>> START ENTRIES SUPPLIED

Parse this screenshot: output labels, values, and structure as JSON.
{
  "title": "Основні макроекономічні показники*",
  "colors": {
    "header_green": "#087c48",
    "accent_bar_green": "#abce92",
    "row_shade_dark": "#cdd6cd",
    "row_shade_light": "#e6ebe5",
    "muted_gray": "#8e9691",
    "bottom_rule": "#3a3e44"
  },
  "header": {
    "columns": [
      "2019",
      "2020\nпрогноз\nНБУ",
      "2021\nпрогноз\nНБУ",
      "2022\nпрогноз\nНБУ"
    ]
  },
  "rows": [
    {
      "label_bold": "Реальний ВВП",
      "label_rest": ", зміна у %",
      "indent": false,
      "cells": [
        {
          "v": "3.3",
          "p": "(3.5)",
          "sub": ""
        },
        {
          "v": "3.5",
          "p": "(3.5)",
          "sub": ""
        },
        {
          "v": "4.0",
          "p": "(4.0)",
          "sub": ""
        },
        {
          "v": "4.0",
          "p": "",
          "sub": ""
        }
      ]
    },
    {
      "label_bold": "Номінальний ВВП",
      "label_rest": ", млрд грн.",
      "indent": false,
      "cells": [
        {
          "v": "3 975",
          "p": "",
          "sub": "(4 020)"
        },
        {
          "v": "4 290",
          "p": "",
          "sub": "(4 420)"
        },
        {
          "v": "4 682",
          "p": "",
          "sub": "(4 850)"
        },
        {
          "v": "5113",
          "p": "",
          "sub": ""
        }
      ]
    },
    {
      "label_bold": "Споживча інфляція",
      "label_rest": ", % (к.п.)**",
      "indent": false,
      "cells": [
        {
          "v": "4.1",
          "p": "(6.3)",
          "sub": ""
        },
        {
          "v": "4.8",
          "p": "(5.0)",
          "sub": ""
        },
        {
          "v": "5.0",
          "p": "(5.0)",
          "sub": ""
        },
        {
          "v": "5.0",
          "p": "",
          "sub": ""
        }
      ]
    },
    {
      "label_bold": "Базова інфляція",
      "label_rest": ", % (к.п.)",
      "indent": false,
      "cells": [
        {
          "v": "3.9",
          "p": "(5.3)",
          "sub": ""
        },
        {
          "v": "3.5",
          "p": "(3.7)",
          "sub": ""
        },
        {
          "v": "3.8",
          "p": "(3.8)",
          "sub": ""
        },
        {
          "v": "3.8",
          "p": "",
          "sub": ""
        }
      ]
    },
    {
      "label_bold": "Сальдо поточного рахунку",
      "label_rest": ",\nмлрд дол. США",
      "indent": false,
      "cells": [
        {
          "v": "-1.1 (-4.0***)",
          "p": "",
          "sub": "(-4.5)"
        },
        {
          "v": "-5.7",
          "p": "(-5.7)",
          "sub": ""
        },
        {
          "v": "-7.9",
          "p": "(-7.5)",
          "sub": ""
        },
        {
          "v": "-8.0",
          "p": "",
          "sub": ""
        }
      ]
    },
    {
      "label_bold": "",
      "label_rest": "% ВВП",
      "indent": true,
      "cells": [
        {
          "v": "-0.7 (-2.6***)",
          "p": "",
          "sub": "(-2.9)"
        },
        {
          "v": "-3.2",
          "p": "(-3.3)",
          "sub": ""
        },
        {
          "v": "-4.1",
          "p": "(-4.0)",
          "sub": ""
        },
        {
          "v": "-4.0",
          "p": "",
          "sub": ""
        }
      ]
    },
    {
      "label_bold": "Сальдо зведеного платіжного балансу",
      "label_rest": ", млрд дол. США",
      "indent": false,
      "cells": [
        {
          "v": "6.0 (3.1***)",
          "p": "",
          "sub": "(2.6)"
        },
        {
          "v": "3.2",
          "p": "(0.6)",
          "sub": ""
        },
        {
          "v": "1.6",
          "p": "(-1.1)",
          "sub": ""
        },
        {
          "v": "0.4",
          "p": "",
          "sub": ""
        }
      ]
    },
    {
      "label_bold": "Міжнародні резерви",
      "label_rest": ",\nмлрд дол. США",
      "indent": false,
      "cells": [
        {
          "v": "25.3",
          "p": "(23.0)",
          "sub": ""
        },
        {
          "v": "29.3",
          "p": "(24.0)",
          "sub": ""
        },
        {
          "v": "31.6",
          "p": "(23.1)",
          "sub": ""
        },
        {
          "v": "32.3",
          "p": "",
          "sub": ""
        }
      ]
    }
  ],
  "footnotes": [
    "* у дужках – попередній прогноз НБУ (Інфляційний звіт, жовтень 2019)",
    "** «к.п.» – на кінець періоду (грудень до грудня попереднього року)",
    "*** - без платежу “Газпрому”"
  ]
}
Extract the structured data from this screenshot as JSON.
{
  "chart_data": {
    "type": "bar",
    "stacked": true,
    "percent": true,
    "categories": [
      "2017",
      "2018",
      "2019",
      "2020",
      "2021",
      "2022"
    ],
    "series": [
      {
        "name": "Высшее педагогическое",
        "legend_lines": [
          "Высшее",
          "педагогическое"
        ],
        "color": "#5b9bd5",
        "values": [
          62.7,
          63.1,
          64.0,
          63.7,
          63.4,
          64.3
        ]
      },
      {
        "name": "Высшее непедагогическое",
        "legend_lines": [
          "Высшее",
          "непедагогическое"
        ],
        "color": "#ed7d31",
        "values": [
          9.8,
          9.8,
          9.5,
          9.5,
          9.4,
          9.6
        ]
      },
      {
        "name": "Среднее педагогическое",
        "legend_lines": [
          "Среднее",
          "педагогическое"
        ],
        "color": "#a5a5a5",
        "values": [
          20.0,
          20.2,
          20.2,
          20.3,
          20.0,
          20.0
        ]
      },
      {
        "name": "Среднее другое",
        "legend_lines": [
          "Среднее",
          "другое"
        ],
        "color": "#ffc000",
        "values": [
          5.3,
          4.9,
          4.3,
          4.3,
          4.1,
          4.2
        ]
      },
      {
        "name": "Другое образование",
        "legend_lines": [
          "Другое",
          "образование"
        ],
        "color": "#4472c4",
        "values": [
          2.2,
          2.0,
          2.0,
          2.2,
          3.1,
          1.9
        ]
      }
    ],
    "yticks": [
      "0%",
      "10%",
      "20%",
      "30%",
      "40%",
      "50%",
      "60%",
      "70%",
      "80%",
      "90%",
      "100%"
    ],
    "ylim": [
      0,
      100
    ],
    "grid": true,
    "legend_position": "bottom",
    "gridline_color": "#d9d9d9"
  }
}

>> END ENTRIES SUPPLIED

* _WHAT IS ASKED_: Output all records verbatim.

* _SOLUTION_:
Parse this screenshot: output labels, values, and structure as JSON.
{
  "title": "Основні макроекономічні показники*",
  "colors": {
    "header_green": "#087c48",
    "accent_bar_green": "#abce92",
    "row_shade_dark": "#cdd6cd",
    "row_shade_light": "#e6ebe5",
    "muted_gray": "#8e9691",
    "bottom_rule": "#3a3e44"
  },
  "header": {
    "columns": [
      "2019",
      "2020\nпрогноз\nНБУ",
      "2021\nпрогноз\nНБУ",
      "2022\nпрогноз\nНБУ"
    ]
  },
  "rows": [
    {
      "label_bold": "Реальний ВВП",
      "label_rest": ", зміна у %",
      "indent": false,
      "cells": [
        {
          "v": "3.3",
          "p": "(3.5)",
          "sub": ""
        },
        {
          "v": "3.5",
          "p": "(3.5)",
          "sub": ""
        },
        {
          "v": "4.0",
          "p": "(4.0)",
          "sub": ""
        },
        {
          "v": "4.0",
          "p": "",
          "sub": ""
        }
      ]
    },
    {
      "label_bold": "Номінальний ВВП",
      "label_rest": ", млрд грн.",
      "indent": false,
      "cells": [
        {
          "v": "3 975",
          "p": "",
          "sub": "(4 020)"
        },
        {
          "v": "4 290",
          "p": "",
          "sub": "(4 420)"
        },
        {
          "v": "4 682",
          "p": "",
          "sub": "(4 850)"
        },
        {
          "v": "5113",
          "p": "",
          "sub": ""
        }
      ]
    },
    {
      "label_bold": "Споживча інфляція",
      "label_rest": ", % (к.п.)**",
      "indent": false,
      "cells": [
        {
          "v": "4.1",
          "p": "(6.3)",
          "sub": ""
        },
        {
          "v": "4.8",
          "p": "(5.0)",
          "sub": ""
        },
        {
          "v": "5.0",
          "p": "(5.0)",
          "sub": ""
        },
        {
          "v": "5.0",
          "p": "",
          "sub": ""
        }
      ]
    },
    {
      "label_bold": "Базова інфляція",
      "label_rest": ", % (к.п.)",
      "indent": false,
      "cells": [
        {
          "v": "3.9",
          "p": "(5.3)",
          "sub": ""
        },
        {
          "v": "3.5",
          "p": "(3.7)",
          "sub": ""
        },
        {
          "v": "3.8",
          "p": "(3.8)",
          "sub": ""
        },
        {
          "v": "3.8",
          "p": "",
          "sub": ""
        }
      ]
    },
    {
      "label_bold": "Сальдо поточного рахунку",
      "label_rest": ",\nмлрд дол. США",
      "indent": false,
      "cells": [
        {
          "v": "-1.1 (-4.0***)",
          "p": "",
          "sub": "(-4.5)"
        },
        {
          "v": "-5.7",
          "p": "(-5.7)",
          "sub": ""
        },
        {
          "v": "-7.9",
          "p": "(-7.5)",
          "sub": ""
        },
        {
          "v": "-8.0",
          "p": "",
          "sub": ""
        }
      ]
    },
    {
      "label_bold": "",
      "label_rest": "% ВВП",
      "indent": true,
      "cells": [
        {
          "v": "-0.7 (-2.6***)",
          "p": "",
          "sub": "(-2.9)"
        },
        {
          "v": "-3.2",
          "p": "(-3.3)",
          "sub": ""
        },
        {
          "v": "-4.1",
          "p": "(-4.0)",
          "sub": ""
        },
        {
          "v": "-4.0",
          "p": "",
          "sub": ""
        }
      ]
    },
    {
      "label_bold": "Сальдо зведеного платіжного балансу",
      "label_rest": ", млрд дол. США",
      "indent": false,
      "cells": [
        {
          "v": "6.0 (3.1***)",
          "p": "",
          "sub": "(2.6)"
        },
        {
          "v": "3.2",
          "p": "(0.6)",
          "sub": ""
        },
        {
          "v": "1.6",
          "p": "(-1.1)",
          "sub": ""
        },
        {
          "v": "0.4",
          "p": "",
          "sub": ""
        }
      ]
    },
    {
      "label_bold": "Міжнародні резерви",
      "label_rest": ",\nмлрд дол. США",
      "indent": false,
      "cells": [
        {
          "v": "25.3",
          "p": "(23.0)",
          "sub": ""
        },
        {
          "v": "29.3",
          "p": "(24.0)",
          "sub": ""
        },
        {
          "v": "31.6",
          "p": "(23.1)",
          "sub": ""
        },
        {
          "v": "32.3",
          "p": "",
          "sub": ""
        }
      ]
    }
  ],
  "footnotes": [
    "* у дужках – попередній прогноз НБУ (Інфляційний звіт, жовтень 2019)",
    "** «к.п.» – на кінець періоду (грудень до грудня попереднього року)",
    "*** - без платежу “Газпрому”"
  ]
}
Extract the structured data from this screenshot as JSON.
{
  "chart_data": {
    "type": "bar",
    "stacked": true,
    "percent": true,
    "categories": [
      "2017",
      "2018",
      "2019",
      "2020",
      "2021",
      "2022"
    ],
    "series": [
      {
        "name": "Высшее педагогическое",
        "legend_lines": [
          "Высшее",
          "педагогическое"
        ],
        "color": "#5b9bd5",
        "values": [
          62.7,
          63.1,
          64.0,
          63.7,
          63.4,
          64.3
        ]
      },
      {
        "name": "Высшее непедагогическое",
        "legend_lines": [
          "Высшее",
          "непедагогическое"
        ],
        "color": "#ed7d31",
        "values": [
          9.8,
          9.8,
          9.5,
          9.5,
          9.4,
          9.6
        ]
      },
      {
        "name": "Среднее педагогическое",
        "legend_lines": [
          "Среднее",
          "педагогическое"
        ],
        "color": "#a5a5a5",
        "values": [
          20.0,
          20.2,
          20.2,
          20.3,
          20.0,
          20.0
        ]
      },
      {
        "name": "Среднее другое",
        "legend_lines": [
          "Среднее",
          "другое"
        ],
        "color": "#ffc000",
        "values": [
          5.3,
          4.9,
          4.3,
          4.3,
          4.1,
          4.2
        ]
      },
      {
        "name": "Другое образование",
        "legend_lines": [
          "Другое",
          "образование"
        ],
        "color": "#4472c4",
        "values": [
          2.2,
          2.0,
          2.0,
          2.2,
          3.1,
          1.9
        ]
      }
    ],
    "yticks": [
      "0%",
      "10%",
      "20%",
      "30%",
      "40%",
      "50%",
      "60%",
      "70%",
      "80%",
      "90%",
      "100%"
    ],
    "ylim": [
      0,
      100
    ],
    "grid": true,
    "legend_position": "bottom",
    "gridline_color": "#d9d9d9"
  }
}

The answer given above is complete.